Exercise requirements
From the entries below, copy every line where the string "Division" appears.
··· Extracted data ···
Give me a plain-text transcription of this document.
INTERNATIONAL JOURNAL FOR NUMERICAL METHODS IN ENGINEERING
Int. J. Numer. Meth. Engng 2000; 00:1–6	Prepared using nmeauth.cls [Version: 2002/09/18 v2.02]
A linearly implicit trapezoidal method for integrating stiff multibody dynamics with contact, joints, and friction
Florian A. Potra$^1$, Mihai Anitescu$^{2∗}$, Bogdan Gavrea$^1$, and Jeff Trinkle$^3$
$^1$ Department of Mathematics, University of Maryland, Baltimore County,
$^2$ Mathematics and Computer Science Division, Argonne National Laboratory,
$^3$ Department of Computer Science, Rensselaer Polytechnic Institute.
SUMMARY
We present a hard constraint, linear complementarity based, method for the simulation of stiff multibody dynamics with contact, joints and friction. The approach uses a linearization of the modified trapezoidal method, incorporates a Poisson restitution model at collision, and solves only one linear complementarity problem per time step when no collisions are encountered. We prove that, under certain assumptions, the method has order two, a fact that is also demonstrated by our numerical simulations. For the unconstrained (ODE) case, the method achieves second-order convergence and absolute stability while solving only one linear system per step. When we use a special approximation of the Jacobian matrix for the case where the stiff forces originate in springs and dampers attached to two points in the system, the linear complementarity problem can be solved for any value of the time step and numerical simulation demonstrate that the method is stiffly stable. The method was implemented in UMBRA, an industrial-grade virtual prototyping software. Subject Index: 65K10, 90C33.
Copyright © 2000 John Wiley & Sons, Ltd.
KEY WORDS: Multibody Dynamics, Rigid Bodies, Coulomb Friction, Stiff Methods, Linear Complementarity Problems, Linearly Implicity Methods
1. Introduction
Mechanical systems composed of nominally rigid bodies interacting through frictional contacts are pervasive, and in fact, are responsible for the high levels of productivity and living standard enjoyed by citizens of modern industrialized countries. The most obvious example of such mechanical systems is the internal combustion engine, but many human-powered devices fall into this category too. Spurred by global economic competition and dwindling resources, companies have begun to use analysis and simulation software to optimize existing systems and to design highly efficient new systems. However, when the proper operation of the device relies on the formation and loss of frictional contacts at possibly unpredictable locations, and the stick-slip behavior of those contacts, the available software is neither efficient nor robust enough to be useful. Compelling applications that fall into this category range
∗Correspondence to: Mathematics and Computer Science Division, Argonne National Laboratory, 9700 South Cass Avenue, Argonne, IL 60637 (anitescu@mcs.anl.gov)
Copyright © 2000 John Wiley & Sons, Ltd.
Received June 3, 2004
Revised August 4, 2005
···
In response
$^2$ Mathematics and Computer Science Division, Argonne National Laboratory,
∗Correspondence to: Mathematics and Computer Science Division, Argonne National Laboratory, 9700 South Cass Avenue, Argonne, IL 60637 (anitescu@mcs.anl.gov)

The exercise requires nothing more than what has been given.